Begin Given information
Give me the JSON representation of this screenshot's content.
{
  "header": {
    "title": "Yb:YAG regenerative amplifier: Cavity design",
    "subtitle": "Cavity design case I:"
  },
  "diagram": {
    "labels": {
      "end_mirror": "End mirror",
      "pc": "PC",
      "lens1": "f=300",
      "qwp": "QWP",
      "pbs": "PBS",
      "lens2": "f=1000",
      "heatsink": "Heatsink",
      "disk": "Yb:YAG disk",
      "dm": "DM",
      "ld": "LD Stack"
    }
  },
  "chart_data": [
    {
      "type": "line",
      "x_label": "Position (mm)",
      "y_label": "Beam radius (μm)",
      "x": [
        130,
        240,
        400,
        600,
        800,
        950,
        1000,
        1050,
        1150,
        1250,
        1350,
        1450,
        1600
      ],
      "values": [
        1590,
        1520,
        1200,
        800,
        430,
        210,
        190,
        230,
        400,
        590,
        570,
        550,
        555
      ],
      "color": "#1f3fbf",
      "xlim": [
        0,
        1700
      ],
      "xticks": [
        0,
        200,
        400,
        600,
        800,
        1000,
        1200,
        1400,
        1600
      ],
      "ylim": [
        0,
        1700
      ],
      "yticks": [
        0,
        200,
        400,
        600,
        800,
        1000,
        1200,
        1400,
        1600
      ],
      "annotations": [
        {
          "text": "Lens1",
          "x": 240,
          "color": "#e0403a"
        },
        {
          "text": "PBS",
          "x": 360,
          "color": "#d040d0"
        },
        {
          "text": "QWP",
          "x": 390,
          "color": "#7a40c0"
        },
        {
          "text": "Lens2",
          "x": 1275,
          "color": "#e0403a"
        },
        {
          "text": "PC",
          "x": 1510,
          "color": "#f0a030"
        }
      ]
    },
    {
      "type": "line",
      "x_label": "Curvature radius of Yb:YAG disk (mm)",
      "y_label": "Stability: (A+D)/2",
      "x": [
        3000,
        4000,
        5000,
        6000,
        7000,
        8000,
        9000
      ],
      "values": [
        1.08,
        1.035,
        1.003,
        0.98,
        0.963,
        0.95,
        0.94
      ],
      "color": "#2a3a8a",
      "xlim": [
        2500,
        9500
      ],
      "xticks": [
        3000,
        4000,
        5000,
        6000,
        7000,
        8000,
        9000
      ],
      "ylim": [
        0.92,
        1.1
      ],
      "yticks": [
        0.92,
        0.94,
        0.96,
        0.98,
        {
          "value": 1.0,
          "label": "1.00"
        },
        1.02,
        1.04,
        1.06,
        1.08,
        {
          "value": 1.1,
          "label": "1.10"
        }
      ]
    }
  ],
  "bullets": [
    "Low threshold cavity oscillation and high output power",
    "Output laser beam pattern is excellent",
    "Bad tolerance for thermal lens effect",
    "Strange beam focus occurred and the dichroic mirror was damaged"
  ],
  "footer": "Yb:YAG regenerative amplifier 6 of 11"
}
End Given information
Begin Given information
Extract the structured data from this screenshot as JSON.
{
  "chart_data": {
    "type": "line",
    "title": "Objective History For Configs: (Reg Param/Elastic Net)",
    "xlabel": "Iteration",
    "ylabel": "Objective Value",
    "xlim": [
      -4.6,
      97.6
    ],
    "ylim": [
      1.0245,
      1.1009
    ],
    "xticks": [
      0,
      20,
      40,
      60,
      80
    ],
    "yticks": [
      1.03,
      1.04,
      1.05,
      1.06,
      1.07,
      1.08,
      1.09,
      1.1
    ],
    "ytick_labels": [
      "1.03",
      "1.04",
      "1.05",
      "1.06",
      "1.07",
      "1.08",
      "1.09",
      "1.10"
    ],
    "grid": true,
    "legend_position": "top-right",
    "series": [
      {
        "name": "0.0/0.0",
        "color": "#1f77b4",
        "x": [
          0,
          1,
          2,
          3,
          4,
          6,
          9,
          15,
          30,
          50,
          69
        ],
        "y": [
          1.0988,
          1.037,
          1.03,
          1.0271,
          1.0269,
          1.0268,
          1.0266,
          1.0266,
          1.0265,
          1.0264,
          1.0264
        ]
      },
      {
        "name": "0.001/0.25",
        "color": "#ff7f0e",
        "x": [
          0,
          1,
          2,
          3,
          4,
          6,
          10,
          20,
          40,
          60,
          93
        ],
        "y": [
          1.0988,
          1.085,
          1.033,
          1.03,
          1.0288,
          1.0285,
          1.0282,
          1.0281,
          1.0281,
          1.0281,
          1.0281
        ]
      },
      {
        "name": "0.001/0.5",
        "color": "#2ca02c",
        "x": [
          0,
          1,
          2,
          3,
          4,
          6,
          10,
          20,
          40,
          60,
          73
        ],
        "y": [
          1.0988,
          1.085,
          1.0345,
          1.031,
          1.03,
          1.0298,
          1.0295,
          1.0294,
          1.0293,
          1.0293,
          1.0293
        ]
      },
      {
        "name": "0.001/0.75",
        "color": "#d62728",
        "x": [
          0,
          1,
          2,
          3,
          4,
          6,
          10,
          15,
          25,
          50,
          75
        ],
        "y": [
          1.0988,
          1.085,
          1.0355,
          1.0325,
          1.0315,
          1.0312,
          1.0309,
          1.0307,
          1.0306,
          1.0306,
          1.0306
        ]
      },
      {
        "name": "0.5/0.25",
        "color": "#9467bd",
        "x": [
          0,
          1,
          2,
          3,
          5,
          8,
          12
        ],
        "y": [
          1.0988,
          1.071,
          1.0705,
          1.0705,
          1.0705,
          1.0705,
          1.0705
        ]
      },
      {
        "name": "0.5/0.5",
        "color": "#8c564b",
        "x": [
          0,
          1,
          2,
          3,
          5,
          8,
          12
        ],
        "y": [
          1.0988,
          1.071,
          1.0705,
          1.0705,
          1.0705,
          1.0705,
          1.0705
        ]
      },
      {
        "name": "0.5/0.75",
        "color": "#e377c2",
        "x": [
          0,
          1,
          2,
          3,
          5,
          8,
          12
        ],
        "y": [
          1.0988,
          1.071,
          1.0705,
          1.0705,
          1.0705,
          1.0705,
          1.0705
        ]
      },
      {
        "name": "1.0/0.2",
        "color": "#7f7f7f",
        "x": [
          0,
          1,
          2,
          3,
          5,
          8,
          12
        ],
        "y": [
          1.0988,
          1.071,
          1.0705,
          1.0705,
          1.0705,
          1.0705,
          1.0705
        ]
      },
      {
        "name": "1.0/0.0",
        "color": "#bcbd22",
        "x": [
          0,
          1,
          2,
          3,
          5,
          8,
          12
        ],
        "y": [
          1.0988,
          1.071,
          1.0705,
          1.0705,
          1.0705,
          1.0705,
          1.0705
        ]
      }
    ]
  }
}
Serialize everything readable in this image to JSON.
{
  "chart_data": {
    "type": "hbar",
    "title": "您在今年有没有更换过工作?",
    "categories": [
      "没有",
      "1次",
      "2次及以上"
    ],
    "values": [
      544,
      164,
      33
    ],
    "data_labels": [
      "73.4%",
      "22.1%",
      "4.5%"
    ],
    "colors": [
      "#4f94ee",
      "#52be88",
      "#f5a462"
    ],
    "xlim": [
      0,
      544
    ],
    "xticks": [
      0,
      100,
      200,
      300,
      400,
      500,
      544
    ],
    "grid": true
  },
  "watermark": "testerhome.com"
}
End Given information
▶ _Problem to solve_
From the listing, copy every line where the string "name" appears.

▶ _Completed exercise_
        "name": "0.0/0.0",
        "name": "0.001/0.25",
        "name": "0.001/0.5",
        "name": "0.001/0.75",
        "name": "0.5/0.25",
        "name": "0.5/0.5",
        "name": "0.5/0.75",
        "name": "1.0/0.2",
        "name": "1.0/0.0",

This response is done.